- [What to work on]:
Reproduce the records below in full and without edits, omitting images.

- [Input records]:
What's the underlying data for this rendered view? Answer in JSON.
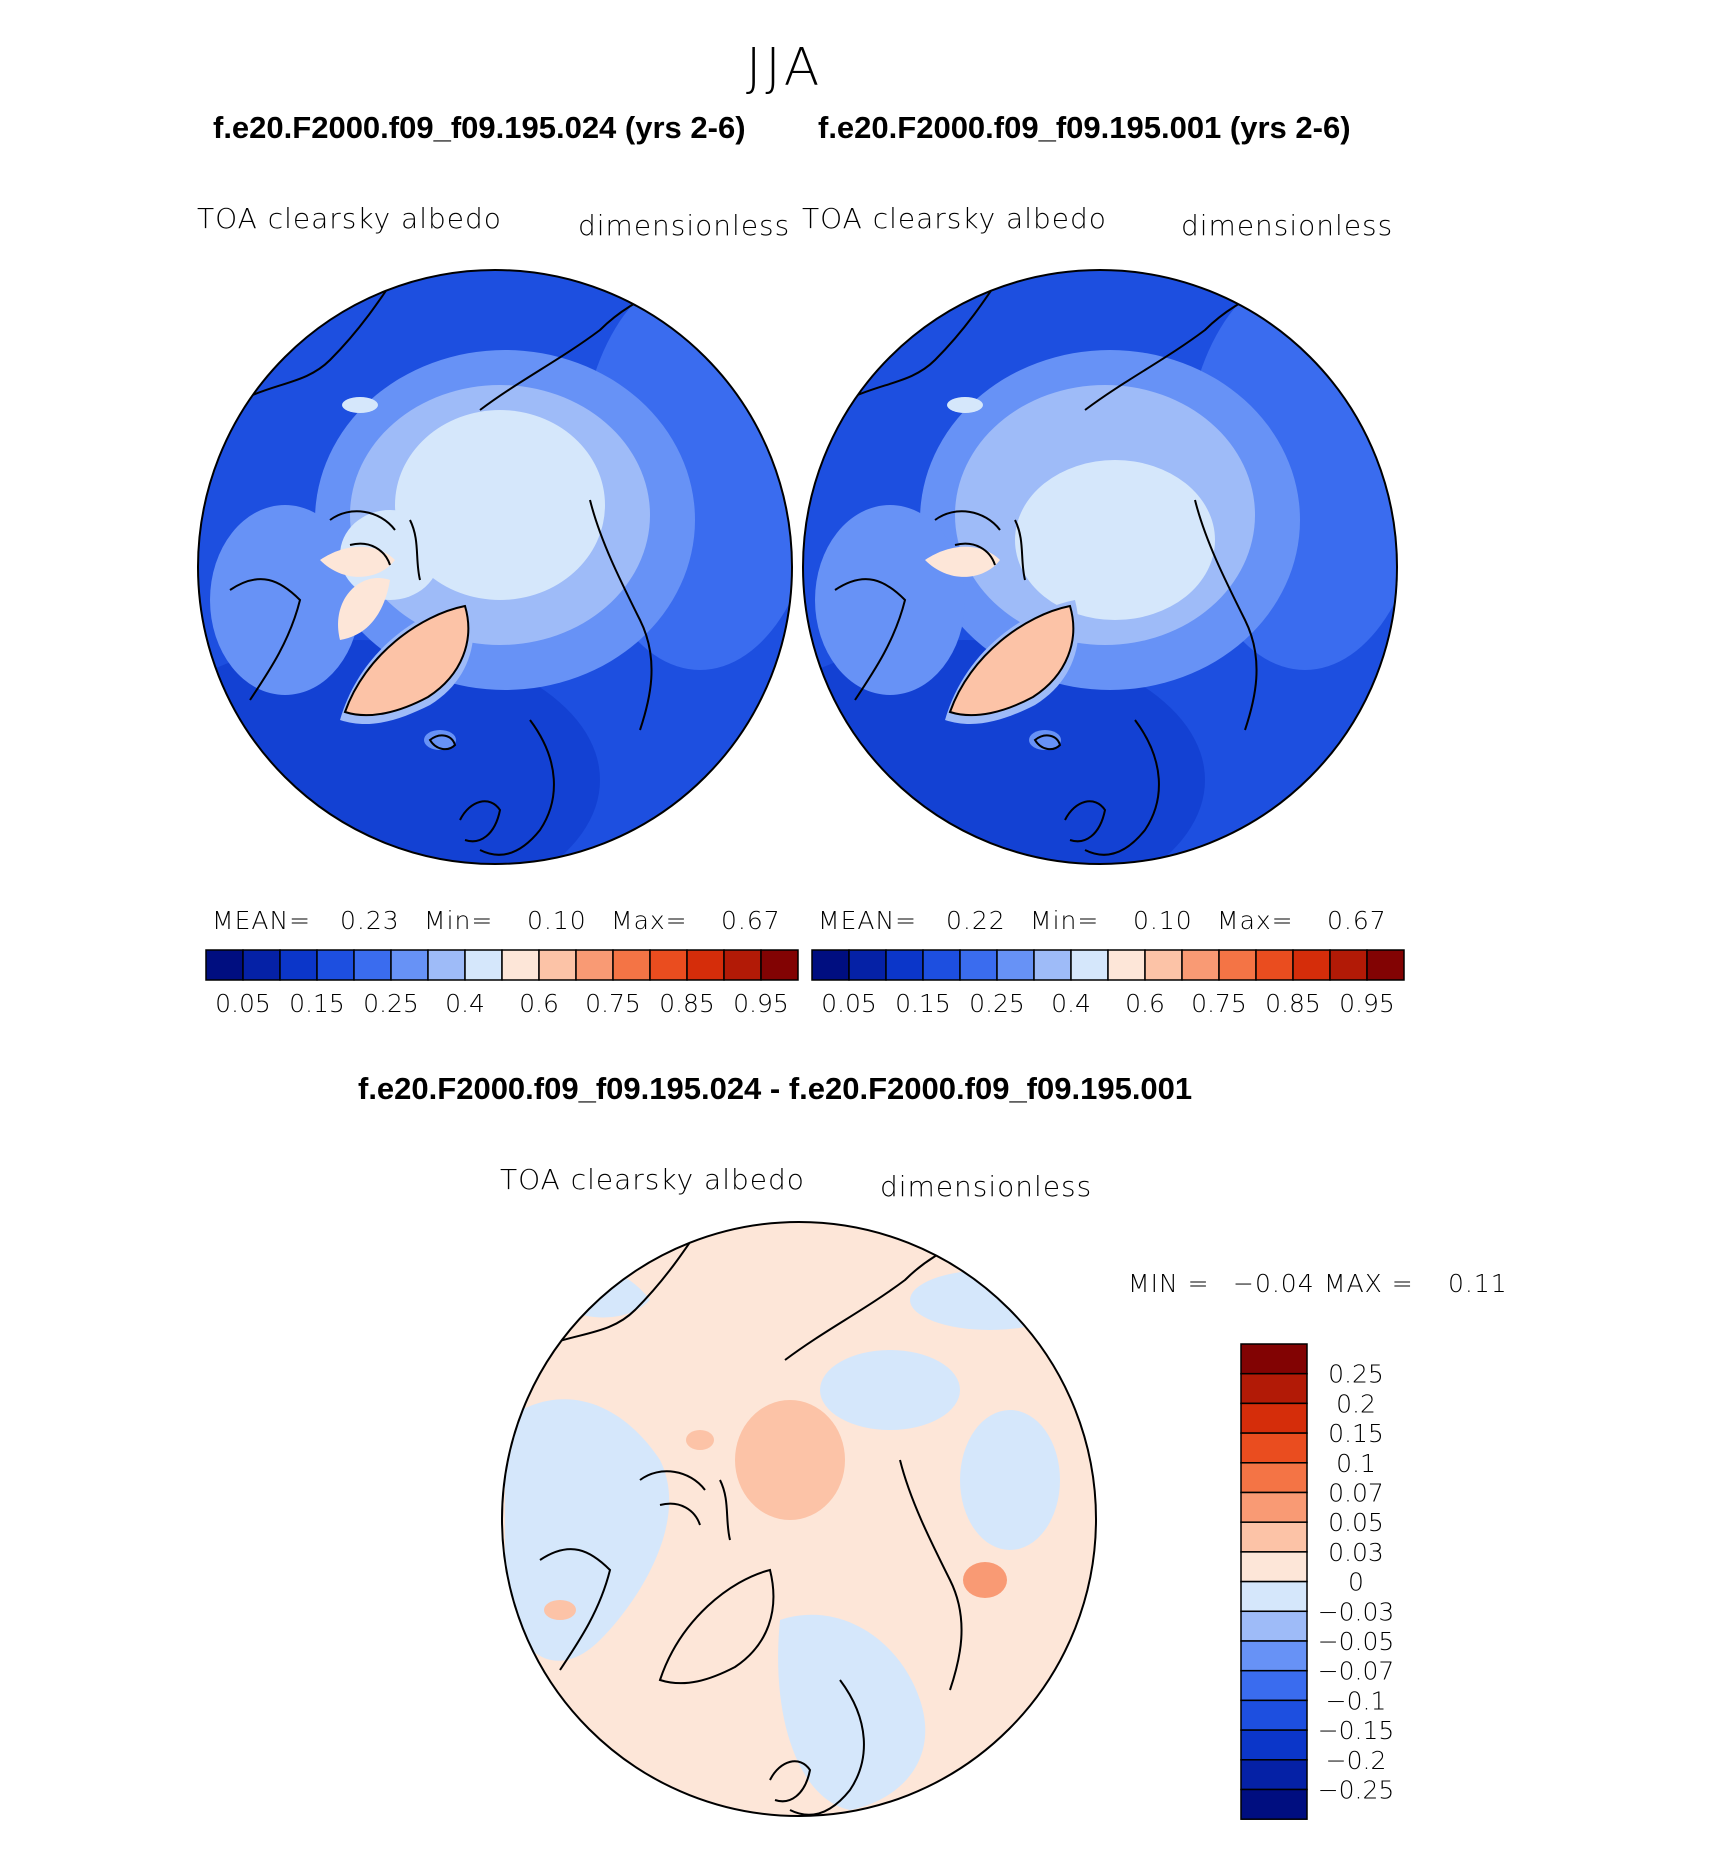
{
  "season": "JJA",
  "panels": [
    {
      "case_title": "f.e20.F2000.f09_f09.195.024 (yrs 2-6)",
      "var_label": "TOA clearsky albedo",
      "units_label": "dimensionless",
      "mean_label": "MEAN=",
      "mean_value": "0.23",
      "min_label": "Min=",
      "min_value": "0.10",
      "max_label": "Max=",
      "max_value": "0.67"
    },
    {
      "case_title": "f.e20.F2000.f09_f09.195.001 (yrs 2-6)",
      "var_label": "TOA clearsky albedo",
      "units_label": "dimensionless",
      "mean_label": "MEAN=",
      "mean_value": "0.22",
      "min_label": "Min=",
      "min_value": "0.10",
      "max_label": "Max=",
      "max_value": "0.67"
    }
  ],
  "colorbar_top": {
    "colors": [
      "#000e80",
      "#0521a6",
      "#0b36c9",
      "#1d4fe0",
      "#3a6cef",
      "#6792f6",
      "#9ebbf8",
      "#d5e7fb",
      "#fde6d8",
      "#fcc3a7",
      "#f99a74",
      "#f47445",
      "#ea4d1f",
      "#d52d0a",
      "#b21a06",
      "#820303"
    ],
    "labels": [
      "0.05",
      "0.15",
      "0.25",
      "0.4",
      "0.6",
      "0.75",
      "0.85",
      "0.95"
    ]
  },
  "diff": {
    "title": "f.e20.F2000.f09_f09.195.024 - f.e20.F2000.f09_f09.195.001",
    "var_label": "TOA clearsky albedo",
    "units_label": "dimensionless",
    "min_label": "MIN =",
    "min_value": "−0.04",
    "max_label": "MAX =",
    "max_value": "0.11"
  },
  "colorbar_diff": {
    "colors": [
      "#820303",
      "#b21a06",
      "#d52d0a",
      "#ea4d1f",
      "#f47445",
      "#f99a74",
      "#fcc3a7",
      "#fde6d8",
      "#d5e7fb",
      "#9ebbf8",
      "#6792f6",
      "#3a6cef",
      "#1d4fe0",
      "#0b36c9",
      "#0521a6",
      "#000e80"
    ],
    "labels": [
      "0.25",
      "0.2",
      "0.15",
      "0.1",
      "0.07",
      "0.05",
      "0.03",
      "0",
      "−0.03",
      "−0.05",
      "−0.07",
      "−0.1",
      "−0.15",
      "−0.2",
      "−0.25"
    ]
  }
}
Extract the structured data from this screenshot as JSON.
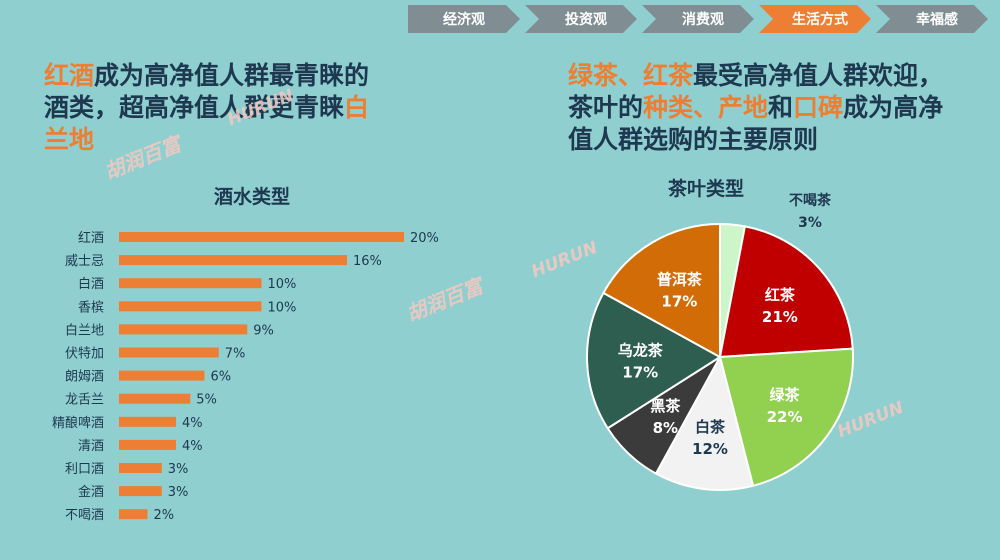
{
  "nav": {
    "items": [
      "经济观",
      "投资观",
      "消费观",
      "生活方式",
      "幸福感"
    ],
    "active_index": 3,
    "active_color": "#ec7f33",
    "inactive_color": "#808e93"
  },
  "left": {
    "headline_parts": [
      {
        "text": "红酒",
        "hl": true
      },
      {
        "text": "成为高净值人群最青睐的",
        "hl": false
      },
      {
        "text": "\n",
        "hl": false
      },
      {
        "text": "酒类，超高净值人群更青睐",
        "hl": false
      },
      {
        "text": "白",
        "hl": true
      },
      {
        "text": "\n",
        "hl": false
      },
      {
        "text": "兰地",
        "hl": true
      }
    ],
    "chart_title": "酒水类型"
  },
  "right": {
    "headline_parts": [
      {
        "text": "绿茶、红茶",
        "hl": true
      },
      {
        "text": "最受高净值人群欢迎，",
        "hl": false
      },
      {
        "text": "\n",
        "hl": false
      },
      {
        "text": "茶叶的",
        "hl": false
      },
      {
        "text": "种类、产地",
        "hl": true
      },
      {
        "text": "和",
        "hl": false
      },
      {
        "text": "口碑",
        "hl": true
      },
      {
        "text": "成为高净",
        "hl": false
      },
      {
        "text": "\n",
        "hl": false
      },
      {
        "text": "值人群选购的主要原则",
        "hl": false
      }
    ],
    "chart_title": "茶叶类型"
  },
  "watermarks": {
    "cn": "胡润百富",
    "en": "HURUN"
  },
  "chart_data": [
    {
      "type": "bar",
      "orientation": "horizontal",
      "title": "酒水类型",
      "categories": [
        "红酒",
        "威士忌",
        "白酒",
        "香槟",
        "白兰地",
        "伏特加",
        "朗姆酒",
        "龙舌兰",
        "精酿啤酒",
        "清酒",
        "利口酒",
        "金酒",
        "不喝酒"
      ],
      "values": [
        20,
        16,
        10,
        10,
        9,
        7,
        6,
        5,
        4,
        4,
        3,
        3,
        2
      ],
      "value_labels": [
        "20%",
        "16%",
        "10%",
        "10%",
        "9%",
        "7%",
        "6%",
        "5%",
        "4%",
        "4%",
        "3%",
        "3%",
        "2%"
      ],
      "unit": "%",
      "bar_color": "#ec7f33",
      "xlim": [
        0,
        20
      ]
    },
    {
      "type": "pie",
      "title": "茶叶类型",
      "slices": [
        {
          "label": "不喝茶",
          "value": 3,
          "pct_label": "3%",
          "color": "#ccf6c8",
          "text_color": "#1e3850",
          "outside": true
        },
        {
          "label": "红茶",
          "value": 21,
          "pct_label": "21%",
          "color": "#c00000",
          "text_color": "#ffffff"
        },
        {
          "label": "绿茶",
          "value": 22,
          "pct_label": "22%",
          "color": "#92d050",
          "text_color": "#ffffff"
        },
        {
          "label": "白茶",
          "value": 12,
          "pct_label": "12%",
          "color": "#f2f2f2",
          "text_color": "#1e3850"
        },
        {
          "label": "黑茶",
          "value": 8,
          "pct_label": "8%",
          "color": "#3b3b3b",
          "text_color": "#ffffff"
        },
        {
          "label": "乌龙茶",
          "value": 17,
          "pct_label": "17%",
          "color": "#2e5e50",
          "text_color": "#ffffff"
        },
        {
          "label": "普洱茶",
          "value": 17,
          "pct_label": "17%",
          "color": "#d26c06",
          "text_color": "#ffffff"
        }
      ],
      "start_angle_deg": 0,
      "direction": "clockwise"
    }
  ]
}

- [Finished exercise]:
What's the underlying data for this rendered view? Answer in JSON.
{
  "season": "JJA",
  "panels": [
    {
      "case_title": "f.e20.F2000.f09_f09.195.024 (yrs 2-6)",
      "var_label": "TOA clearsky albedo",
      "units_label": "dimensionless",
      "mean_label": "MEAN=",
      "mean_value": "0.23",
      "min_label": "Min=",
      "min_value": "0.10",
      "max_label": "Max=",
      "max_value": "0.67"
    },
    {
      "case_title": "f.e20.F2000.f09_f09.195.001 (yrs 2-6)",
      "var_label": "TOA clearsky albedo",
      "units_label": "dimensionless",
      "mean_label": "MEAN=",
      "mean_value": "0.22",
      "min_label": "Min=",
      "min_value": "0.10",
      "max_label": "Max=",
      "max_value": "0.67"
    }
  ],
  "colorbar_top": {
    "colors": [
      "#000e80",
      "#0521a6",
      "#0b36c9",
      "#1d4fe0",
      "#3a6cef",
      "#6792f6",
      "#9ebbf8",
      "#d5e7fb",
      "#fde6d8",
      "#fcc3a7",
      "#f99a74",
      "#f47445",
      "#ea4d1f",
      "#d52d0a",
      "#b21a06",
      "#820303"
    ],
    "labels": [
      "0.05",
      "0.15",
      "0.25",
      "0.4",
      "0.6",
      "0.75",
      "0.85",
      "0.95"
    ]
  },
  "diff": {
    "title": "f.e20.F2000.f09_f09.195.024 - f.e20.F2000.f09_f09.195.001",
    "var_label": "TOA clearsky albedo",
    "units_label": "dimensionless",
    "min_label": "MIN =",
    "min_value": "−0.04",
    "max_label": "MAX =",
    "max_value": "0.11"
  },
  "colorbar_diff": {
    "colors": [
      "#820303",
      "#b21a06",
      "#d52d0a",
      "#ea4d1f",
      "#f47445",
      "#f99a74",
      "#fcc3a7",
      "#fde6d8",
      "#d5e7fb",
      "#9ebbf8",
      "#6792f6",
      "#3a6cef",
      "#1d4fe0",
      "#0b36c9",
      "#0521a6",
      "#000e80"
    ],
    "labels": [
      "0.25",
      "0.2",
      "0.15",
      "0.1",
      "0.07",
      "0.05",
      "0.03",
      "0",
      "−0.03",
      "−0.05",
      "−0.07",
      "−0.1",
      "−0.15",
      "−0.2",
      "−0.25"
    ]
  }
}
Extract the structured data from this screenshot as JSON.
{
  "nav": {
    "items": [
      "经济观",
      "投资观",
      "消费观",
      "生活方式",
      "幸福感"
    ],
    "active_index": 3,
    "active_color": "#ec7f33",
    "inactive_color": "#808e93"
  },
  "left": {
    "headline_parts": [
      {
        "text": "红酒",
        "hl": true
      },
      {
        "text": "成为高净值人群最青睐的",
        "hl": false
      },
      {
        "text": "\n",
        "hl": false
      },
      {
        "text": "酒类，超高净值人群更青睐",
        "hl": false
      },
      {
        "text": "白",
        "hl": true
      },
      {
        "text": "\n",
        "hl": false
      },
      {
        "text": "兰地",
        "hl": true
      }
    ],
    "chart_title": "酒水类型"
  },
  "right": {
    "headline_parts": [
      {
        "text": "绿茶、红茶",
        "hl": true
      },
      {
        "text": "最受高净值人群欢迎，",
        "hl": false
      },
      {
        "text": "\n",
        "hl": false
      },
      {
        "text": "茶叶的",
        "hl": false
      },
      {
        "text": "种类、产地",
        "hl": true
      },
      {
        "text": "和",
        "hl": false
      },
      {
        "text": "口碑",
        "hl": true
      },
      {
        "text": "成为高净",
        "hl": false
      },
      {
        "text": "\n",
        "hl": false
      },
      {
        "text": "值人群选购的主要原则",
        "hl": false
      }
    ],
    "chart_title": "茶叶类型"
  },
  "watermarks": {
    "cn": "胡润百富",
    "en": "HURUN"
  },
  "chart_data": [
    {
      "type": "bar",
      "orientation": "horizontal",
      "title": "酒水类型",
      "categories": [
        "红酒",
        "威士忌",
        "白酒",
        "香槟",
        "白兰地",
        "伏特加",
        "朗姆酒",
        "龙舌兰",
        "精酿啤酒",
        "清酒",
        "利口酒",
        "金酒",
        "不喝酒"
      ],
      "values": [
        20,
        16,
        10,
        10,
        9,
        7,
        6,
        5,
        4,
        4,
        3,
        3,
        2
      ],
      "value_labels": [
        "20%",
        "16%",
        "10%",
        "10%",
        "9%",
        "7%",
        "6%",
        "5%",
        "4%",
        "4%",
        "3%",
        "3%",
        "2%"
      ],
      "unit": "%",
      "bar_color": "#ec7f33",
      "xlim": [
        0,
        20
      ]
    },
    {
      "type": "pie",
      "title": "茶叶类型",
      "slices": [
        {
          "label": "不喝茶",
          "value": 3,
          "pct_label": "3%",
          "color": "#ccf6c8",
          "text_color": "#1e3850",
          "outside": true
        },
        {
          "label": "红茶",
          "value": 21,
          "pct_label": "21%",
          "color": "#c00000",
          "text_color": "#ffffff"
        },
        {
          "label": "绿茶",
          "value": 22,
          "pct_label": "22%",
          "color": "#92d050",
          "text_color": "#ffffff"
        },
        {
          "label": "白茶",
          "value": 12,
          "pct_label": "12%",
          "color": "#f2f2f2",
          "text_color": "#1e3850"
        },
        {
          "label": "黑茶",
          "value": 8,
          "pct_label": "8%",
          "color": "#3b3b3b",
          "text_color": "#ffffff"
        },
        {
          "label": "乌龙茶",
          "value": 17,
          "pct_label": "17%",
          "color": "#2e5e50",
          "text_color": "#ffffff"
        },
        {
          "label": "普洱茶",
          "value": 17,
          "pct_label": "17%",
          "color": "#d26c06",
          "text_color": "#ffffff"
        }
      ],
      "start_angle_deg": 0,
      "direction": "clockwise"
    }
  ]
}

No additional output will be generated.